Brief:
Repeat each entry in full, exactly.

========

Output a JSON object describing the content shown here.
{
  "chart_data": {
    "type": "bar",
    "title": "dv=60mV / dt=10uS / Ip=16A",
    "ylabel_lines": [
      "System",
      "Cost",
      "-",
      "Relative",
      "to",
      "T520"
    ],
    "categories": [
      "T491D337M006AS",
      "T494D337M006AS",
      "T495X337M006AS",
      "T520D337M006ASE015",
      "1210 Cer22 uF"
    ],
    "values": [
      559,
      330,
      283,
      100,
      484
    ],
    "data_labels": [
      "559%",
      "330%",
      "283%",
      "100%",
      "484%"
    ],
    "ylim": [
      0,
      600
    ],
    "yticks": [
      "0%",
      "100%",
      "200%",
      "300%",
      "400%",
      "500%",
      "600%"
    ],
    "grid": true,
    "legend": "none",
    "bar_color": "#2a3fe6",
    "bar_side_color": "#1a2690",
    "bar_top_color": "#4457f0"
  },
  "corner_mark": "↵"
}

========

Worked solution:
Output a JSON object describing the content shown here.
{
  "chart_data": {
    "type": "bar",
    "title": "dv=60mV / dt=10uS / Ip=16A",
    "ylabel_lines": [
      "System",
      "Cost",
      "-",
      "Relative",
      "to",
      "T520"
    ],
    "categories": [
      "T491D337M006AS",
      "T494D337M006AS",
      "T495X337M006AS",
      "T520D337M006ASE015",
      "1210 Cer22 uF"
    ],
    "values": [
      559,
      330,
      283,
      100,
      484
    ],
    "data_labels": [
      "559%",
      "330%",
      "283%",
      "100%",
      "484%"
    ],
    "ylim": [
      0,
      600
    ],
    "yticks": [
      "0%",
      "100%",
      "200%",
      "300%",
      "400%",
      "500%",
      "600%"
    ],
    "grid": true,
    "legend": "none",
    "bar_color": "#2a3fe6",
    "bar_side_color": "#1a2690",
    "bar_top_color": "#4457f0"
  },
  "corner_mark": "↵"
}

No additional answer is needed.